Transcribe the records that follow exactly. Skip the pictures.

Figure record listings
┄┄┄┄┄┄┄┄┄┄┄┄┄┄┄┄┄┄┄┄

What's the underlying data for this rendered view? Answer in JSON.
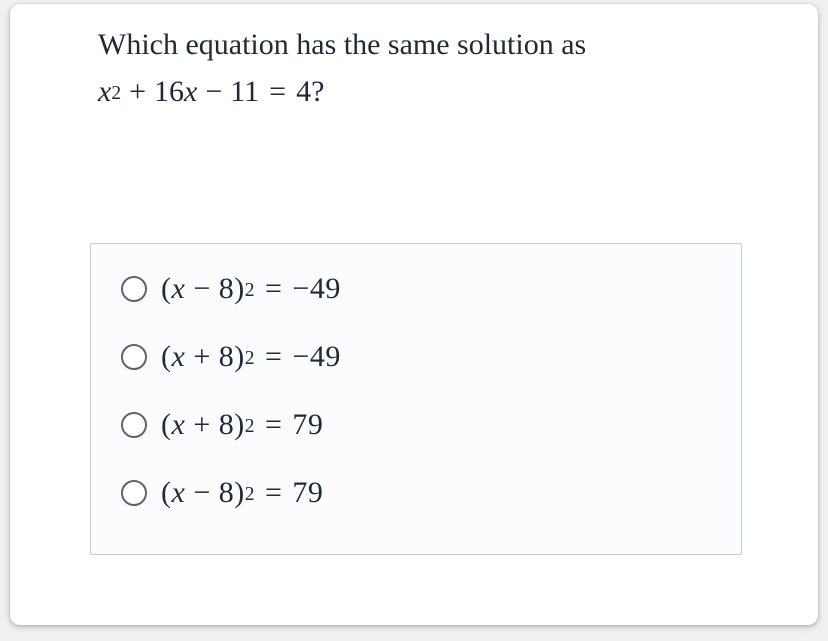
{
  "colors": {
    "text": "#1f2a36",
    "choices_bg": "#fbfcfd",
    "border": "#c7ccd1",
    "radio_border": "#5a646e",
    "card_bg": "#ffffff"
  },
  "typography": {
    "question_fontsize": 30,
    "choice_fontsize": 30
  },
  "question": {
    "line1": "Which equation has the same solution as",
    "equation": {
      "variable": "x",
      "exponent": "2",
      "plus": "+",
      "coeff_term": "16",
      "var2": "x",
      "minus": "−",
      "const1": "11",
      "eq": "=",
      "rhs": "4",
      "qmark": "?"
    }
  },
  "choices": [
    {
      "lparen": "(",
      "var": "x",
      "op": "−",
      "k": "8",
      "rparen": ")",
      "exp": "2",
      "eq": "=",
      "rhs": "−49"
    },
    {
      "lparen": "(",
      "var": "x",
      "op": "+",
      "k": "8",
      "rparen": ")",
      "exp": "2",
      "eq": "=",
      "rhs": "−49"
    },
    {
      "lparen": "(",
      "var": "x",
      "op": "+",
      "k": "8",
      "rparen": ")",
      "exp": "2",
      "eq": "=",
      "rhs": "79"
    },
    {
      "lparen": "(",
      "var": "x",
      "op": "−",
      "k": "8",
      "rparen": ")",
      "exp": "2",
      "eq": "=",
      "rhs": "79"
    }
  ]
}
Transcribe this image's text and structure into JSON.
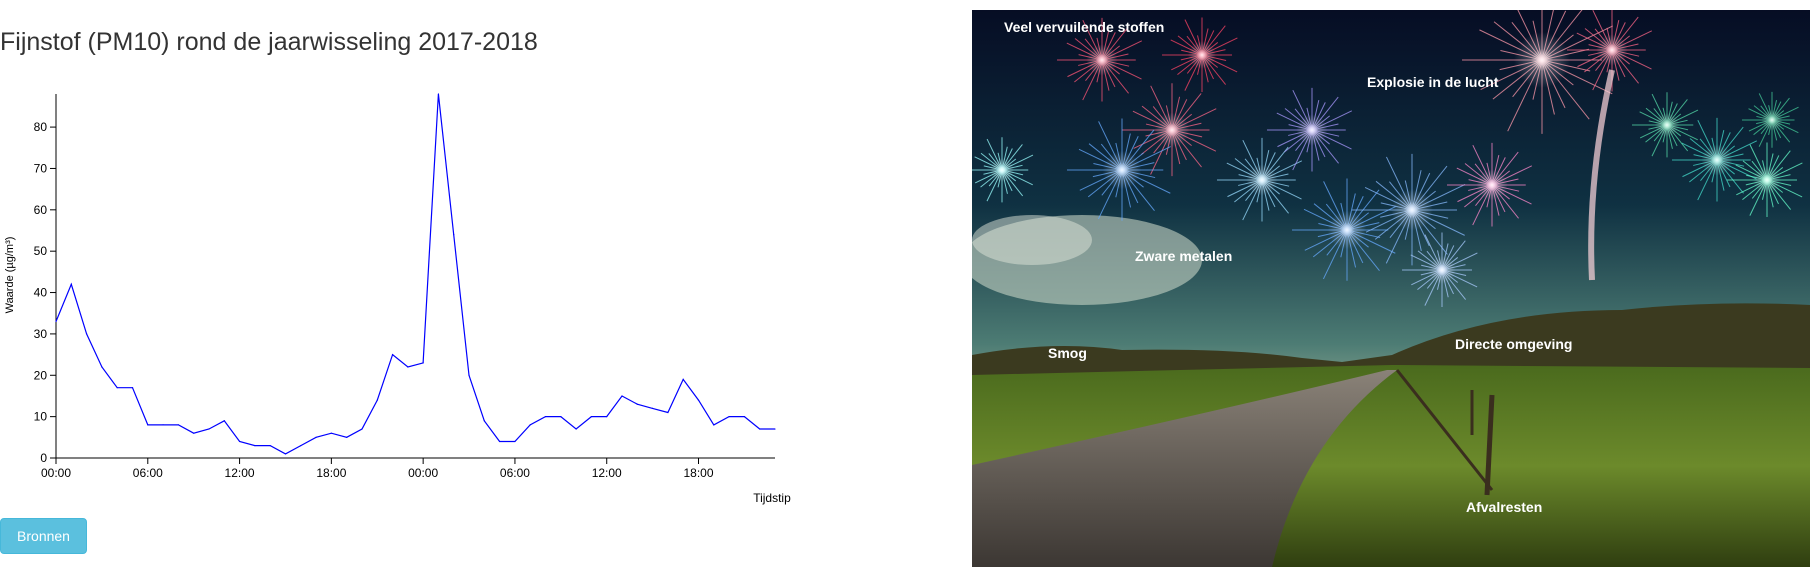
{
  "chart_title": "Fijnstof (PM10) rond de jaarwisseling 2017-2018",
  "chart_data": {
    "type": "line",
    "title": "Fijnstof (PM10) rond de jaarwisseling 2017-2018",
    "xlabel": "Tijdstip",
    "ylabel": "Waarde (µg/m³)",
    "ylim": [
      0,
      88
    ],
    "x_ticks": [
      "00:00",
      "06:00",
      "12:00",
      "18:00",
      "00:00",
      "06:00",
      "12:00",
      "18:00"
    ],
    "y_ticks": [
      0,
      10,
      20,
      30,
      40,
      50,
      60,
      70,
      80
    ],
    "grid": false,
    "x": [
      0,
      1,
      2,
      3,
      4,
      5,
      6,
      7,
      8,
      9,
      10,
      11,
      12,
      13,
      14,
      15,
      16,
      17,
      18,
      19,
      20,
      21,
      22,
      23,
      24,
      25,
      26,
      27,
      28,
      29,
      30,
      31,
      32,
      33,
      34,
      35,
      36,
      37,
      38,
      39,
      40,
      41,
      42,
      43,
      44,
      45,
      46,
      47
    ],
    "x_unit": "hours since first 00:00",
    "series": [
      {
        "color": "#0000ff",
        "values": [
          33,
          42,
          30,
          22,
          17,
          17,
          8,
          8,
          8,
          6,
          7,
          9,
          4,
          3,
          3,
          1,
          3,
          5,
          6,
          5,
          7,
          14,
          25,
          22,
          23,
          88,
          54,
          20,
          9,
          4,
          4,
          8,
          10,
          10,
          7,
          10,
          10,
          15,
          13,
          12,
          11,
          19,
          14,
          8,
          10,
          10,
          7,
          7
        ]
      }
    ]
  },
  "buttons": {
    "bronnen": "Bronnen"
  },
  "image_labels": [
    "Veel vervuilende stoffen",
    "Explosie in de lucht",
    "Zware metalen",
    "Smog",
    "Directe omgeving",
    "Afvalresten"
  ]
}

┄┄┄┄┄┄┄┄┄┄┄┄┄┄┄┄┄┄┄┄

== Answer below ==
What's the underlying data for this rendered view? Answer in JSON.
{
  "colors": {
    "text": "#1f2a36",
    "choices_bg": "#fbfcfd",
    "border": "#c7ccd1",
    "radio_border": "#5a646e",
    "card_bg": "#ffffff"
  },
  "typography": {
    "question_fontsize": 30,
    "choice_fontsize": 30
  },
  "question": {
    "line1": "Which equation has the same solution as",
    "equation": {
      "variable": "x",
      "exponent": "2",
      "plus": "+",
      "coeff_term": "16",
      "var2": "x",
      "minus": "−",
      "const1": "11",
      "eq": "=",
      "rhs": "4",
      "qmark": "?"
    }
  },
  "choices": [
    {
      "lparen": "(",
      "var": "x",
      "op": "−",
      "k": "8",
      "rparen": ")",
      "exp": "2",
      "eq": "=",
      "rhs": "−49"
    },
    {
      "lparen": "(",
      "var": "x",
      "op": "+",
      "k": "8",
      "rparen": ")",
      "exp": "2",
      "eq": "=",
      "rhs": "−49"
    },
    {
      "lparen": "(",
      "var": "x",
      "op": "+",
      "k": "8",
      "rparen": ")",
      "exp": "2",
      "eq": "=",
      "rhs": "79"
    },
    {
      "lparen": "(",
      "var": "x",
      "op": "−",
      "k": "8",
      "rparen": ")",
      "exp": "2",
      "eq": "=",
      "rhs": "79"
    }
  ]
}
Transcribe this image's text and structure into JSON.
{
  "chart_title": "Fijnstof (PM10) rond de jaarwisseling 2017-2018",
  "chart_data": {
    "type": "line",
    "title": "Fijnstof (PM10) rond de jaarwisseling 2017-2018",
    "xlabel": "Tijdstip",
    "ylabel": "Waarde (µg/m³)",
    "ylim": [
      0,
      88
    ],
    "x_ticks": [
      "00:00",
      "06:00",
      "12:00",
      "18:00",
      "00:00",
      "06:00",
      "12:00",
      "18:00"
    ],
    "y_ticks": [
      0,
      10,
      20,
      30,
      40,
      50,
      60,
      70,
      80
    ],
    "grid": false,
    "x": [
      0,
      1,
      2,
      3,
      4,
      5,
      6,
      7,
      8,
      9,
      10,
      11,
      12,
      13,
      14,
      15,
      16,
      17,
      18,
      19,
      20,
      21,
      22,
      23,
      24,
      25,
      26,
      27,
      28,
      29,
      30,
      31,
      32,
      33,
      34,
      35,
      36,
      37,
      38,
      39,
      40,
      41,
      42,
      43,
      44,
      45,
      46,
      47
    ],
    "x_unit": "hours since first 00:00",
    "series": [
      {
        "color": "#0000ff",
        "values": [
          33,
          42,
          30,
          22,
          17,
          17,
          8,
          8,
          8,
          6,
          7,
          9,
          4,
          3,
          3,
          1,
          3,
          5,
          6,
          5,
          7,
          14,
          25,
          22,
          23,
          88,
          54,
          20,
          9,
          4,
          4,
          8,
          10,
          10,
          7,
          10,
          10,
          15,
          13,
          12,
          11,
          19,
          14,
          8,
          10,
          10,
          7,
          7
        ]
      }
    ]
  },
  "buttons": {
    "bronnen": "Bronnen"
  },
  "image_labels": [
    "Veel vervuilende stoffen",
    "Explosie in de lucht",
    "Zware metalen",
    "Smog",
    "Directe omgeving",
    "Afvalresten"
  ]
}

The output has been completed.